## What you will do:
Search the material for the string "Калмыкия" and copy each line where it occurs.

## Record excerpts:
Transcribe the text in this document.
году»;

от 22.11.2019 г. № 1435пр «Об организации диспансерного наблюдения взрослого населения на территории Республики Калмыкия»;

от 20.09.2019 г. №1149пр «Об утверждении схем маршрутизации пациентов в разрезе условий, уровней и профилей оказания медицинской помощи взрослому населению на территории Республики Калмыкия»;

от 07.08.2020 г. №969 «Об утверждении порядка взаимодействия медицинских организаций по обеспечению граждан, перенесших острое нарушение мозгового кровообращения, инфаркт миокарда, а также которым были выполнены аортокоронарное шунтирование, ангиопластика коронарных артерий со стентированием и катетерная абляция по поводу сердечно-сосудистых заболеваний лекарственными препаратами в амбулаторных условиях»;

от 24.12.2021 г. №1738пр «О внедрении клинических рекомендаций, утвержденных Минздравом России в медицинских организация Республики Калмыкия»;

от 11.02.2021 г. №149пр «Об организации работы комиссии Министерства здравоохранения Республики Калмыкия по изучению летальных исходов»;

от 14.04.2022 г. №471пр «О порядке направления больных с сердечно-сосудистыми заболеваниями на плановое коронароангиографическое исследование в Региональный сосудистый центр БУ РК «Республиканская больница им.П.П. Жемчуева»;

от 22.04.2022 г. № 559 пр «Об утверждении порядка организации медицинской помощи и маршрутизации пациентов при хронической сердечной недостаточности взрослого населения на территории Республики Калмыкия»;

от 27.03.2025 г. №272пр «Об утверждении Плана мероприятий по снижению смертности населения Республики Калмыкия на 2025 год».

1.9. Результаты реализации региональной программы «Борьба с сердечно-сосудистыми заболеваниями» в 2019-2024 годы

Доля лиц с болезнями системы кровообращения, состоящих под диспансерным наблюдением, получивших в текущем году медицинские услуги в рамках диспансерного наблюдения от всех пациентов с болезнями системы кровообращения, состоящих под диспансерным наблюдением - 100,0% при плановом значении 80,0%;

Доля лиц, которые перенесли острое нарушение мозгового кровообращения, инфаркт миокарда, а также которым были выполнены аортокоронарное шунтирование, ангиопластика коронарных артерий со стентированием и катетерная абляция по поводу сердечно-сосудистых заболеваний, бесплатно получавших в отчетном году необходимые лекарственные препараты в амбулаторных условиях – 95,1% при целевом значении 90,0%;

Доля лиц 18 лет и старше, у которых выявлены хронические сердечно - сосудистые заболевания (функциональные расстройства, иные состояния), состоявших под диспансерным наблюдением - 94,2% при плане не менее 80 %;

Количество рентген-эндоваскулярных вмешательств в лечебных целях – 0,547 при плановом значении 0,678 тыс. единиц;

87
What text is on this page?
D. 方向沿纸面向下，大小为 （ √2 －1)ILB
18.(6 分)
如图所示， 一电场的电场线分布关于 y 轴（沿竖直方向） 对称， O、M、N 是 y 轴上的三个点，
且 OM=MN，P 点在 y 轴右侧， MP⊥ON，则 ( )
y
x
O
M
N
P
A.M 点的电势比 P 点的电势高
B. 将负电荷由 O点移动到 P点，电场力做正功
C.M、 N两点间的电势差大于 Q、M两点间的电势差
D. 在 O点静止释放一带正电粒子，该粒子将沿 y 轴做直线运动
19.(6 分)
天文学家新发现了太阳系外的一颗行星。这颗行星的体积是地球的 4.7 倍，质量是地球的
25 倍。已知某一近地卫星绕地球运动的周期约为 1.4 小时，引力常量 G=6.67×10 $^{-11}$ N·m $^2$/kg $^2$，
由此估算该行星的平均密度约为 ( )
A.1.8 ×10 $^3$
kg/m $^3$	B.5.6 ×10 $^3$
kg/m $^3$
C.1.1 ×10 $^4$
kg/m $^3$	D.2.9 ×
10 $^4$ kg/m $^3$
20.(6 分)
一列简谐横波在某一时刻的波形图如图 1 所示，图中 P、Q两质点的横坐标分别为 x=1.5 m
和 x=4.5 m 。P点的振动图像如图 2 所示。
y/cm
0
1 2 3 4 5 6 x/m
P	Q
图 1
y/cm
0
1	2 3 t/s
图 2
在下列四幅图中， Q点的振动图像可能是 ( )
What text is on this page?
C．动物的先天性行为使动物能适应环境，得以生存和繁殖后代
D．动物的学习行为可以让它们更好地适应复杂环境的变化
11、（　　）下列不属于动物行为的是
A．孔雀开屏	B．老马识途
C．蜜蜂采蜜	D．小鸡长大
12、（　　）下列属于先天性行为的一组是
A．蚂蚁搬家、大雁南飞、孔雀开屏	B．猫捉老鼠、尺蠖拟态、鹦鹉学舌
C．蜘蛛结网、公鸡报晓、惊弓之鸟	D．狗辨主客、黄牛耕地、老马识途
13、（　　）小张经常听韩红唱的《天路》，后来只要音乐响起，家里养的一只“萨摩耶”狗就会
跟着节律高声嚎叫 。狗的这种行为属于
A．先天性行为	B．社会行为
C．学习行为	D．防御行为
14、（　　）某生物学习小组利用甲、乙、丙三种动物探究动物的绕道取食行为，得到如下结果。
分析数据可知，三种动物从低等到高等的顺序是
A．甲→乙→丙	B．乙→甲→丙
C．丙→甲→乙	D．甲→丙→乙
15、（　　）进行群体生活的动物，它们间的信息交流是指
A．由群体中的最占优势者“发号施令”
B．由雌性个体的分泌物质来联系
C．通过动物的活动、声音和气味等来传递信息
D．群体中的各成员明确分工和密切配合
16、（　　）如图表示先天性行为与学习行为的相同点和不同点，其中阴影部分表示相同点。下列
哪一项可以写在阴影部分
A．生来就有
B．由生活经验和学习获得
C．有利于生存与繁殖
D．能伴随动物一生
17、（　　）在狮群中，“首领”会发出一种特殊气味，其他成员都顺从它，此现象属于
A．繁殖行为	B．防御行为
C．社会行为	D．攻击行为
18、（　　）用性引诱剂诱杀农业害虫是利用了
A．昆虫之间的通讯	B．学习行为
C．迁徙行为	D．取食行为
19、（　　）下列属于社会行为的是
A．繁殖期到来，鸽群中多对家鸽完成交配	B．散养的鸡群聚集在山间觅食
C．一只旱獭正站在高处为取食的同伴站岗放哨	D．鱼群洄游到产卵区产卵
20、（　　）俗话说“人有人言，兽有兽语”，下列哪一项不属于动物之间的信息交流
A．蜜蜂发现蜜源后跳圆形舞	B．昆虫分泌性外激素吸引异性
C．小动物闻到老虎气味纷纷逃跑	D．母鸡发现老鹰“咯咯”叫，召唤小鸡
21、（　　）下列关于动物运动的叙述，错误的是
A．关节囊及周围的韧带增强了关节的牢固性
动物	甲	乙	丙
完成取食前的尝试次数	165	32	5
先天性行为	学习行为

## Output for this task:
от 22.11.2019 г. № 1435пр «Об организации диспансерного наблюдения взрослого населения на территории Республики Калмыкия»;
от 20.09.2019 г. №1149пр «Об утверждении схем маршрутизации пациентов в разрезе условий, уровней и профилей оказания медицинской помощи взрослому населению на территории Республики Калмыкия»;
от 24.12.2021 г. №1738пр «О внедрении клинических рекомендаций, утвержденных Минздравом России в медицинских организация Республики Калмыкия»;
от 11.02.2021 г. №149пр «Об организации работы комиссии Министерства здравоохранения Республики Калмыкия по изучению летальных исходов»;
от 22.04.2022 г. № 559 пр «Об утверждении порядка организации медицинской помощи и маршрутизации пациентов при хронической сердечной недостаточности взрослого населения на территории Республики Калмыкия»;
от 27.03.2025 г. №272пр «Об утверждении Плана мероприятий по снижению смертности населения Республики Калмыкия на 2025 год».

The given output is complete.